» **WORK TO BE COMPLETED**: State how many lines of the entries below hold the word "saburo"; reply with nothing but the number.

Data items

*****

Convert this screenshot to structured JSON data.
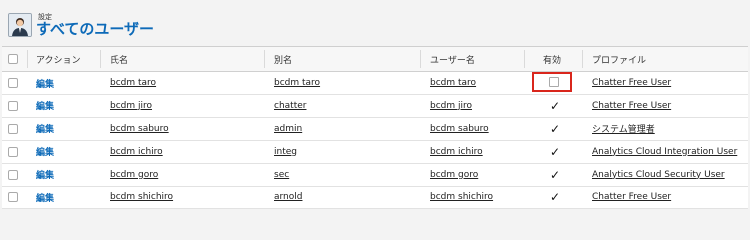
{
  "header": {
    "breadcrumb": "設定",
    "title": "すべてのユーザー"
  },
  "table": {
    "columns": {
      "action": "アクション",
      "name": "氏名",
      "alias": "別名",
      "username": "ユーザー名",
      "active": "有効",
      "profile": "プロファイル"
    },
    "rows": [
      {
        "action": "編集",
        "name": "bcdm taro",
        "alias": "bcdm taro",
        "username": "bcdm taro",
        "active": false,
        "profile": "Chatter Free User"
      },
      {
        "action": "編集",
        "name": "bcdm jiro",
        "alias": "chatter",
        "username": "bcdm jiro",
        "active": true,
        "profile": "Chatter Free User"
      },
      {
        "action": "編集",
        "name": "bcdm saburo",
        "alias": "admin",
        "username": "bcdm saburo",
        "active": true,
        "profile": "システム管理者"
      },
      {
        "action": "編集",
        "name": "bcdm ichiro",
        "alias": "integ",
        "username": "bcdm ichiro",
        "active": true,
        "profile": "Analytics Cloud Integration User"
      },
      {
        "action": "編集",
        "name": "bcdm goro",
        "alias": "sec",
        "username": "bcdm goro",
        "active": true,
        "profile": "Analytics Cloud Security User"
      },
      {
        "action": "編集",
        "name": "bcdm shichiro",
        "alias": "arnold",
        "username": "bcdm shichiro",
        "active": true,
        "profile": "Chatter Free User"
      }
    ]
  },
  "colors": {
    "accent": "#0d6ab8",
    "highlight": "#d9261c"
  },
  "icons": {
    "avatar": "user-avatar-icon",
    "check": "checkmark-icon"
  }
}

*****

» **ANSWER TO THE EXERCISE**: 2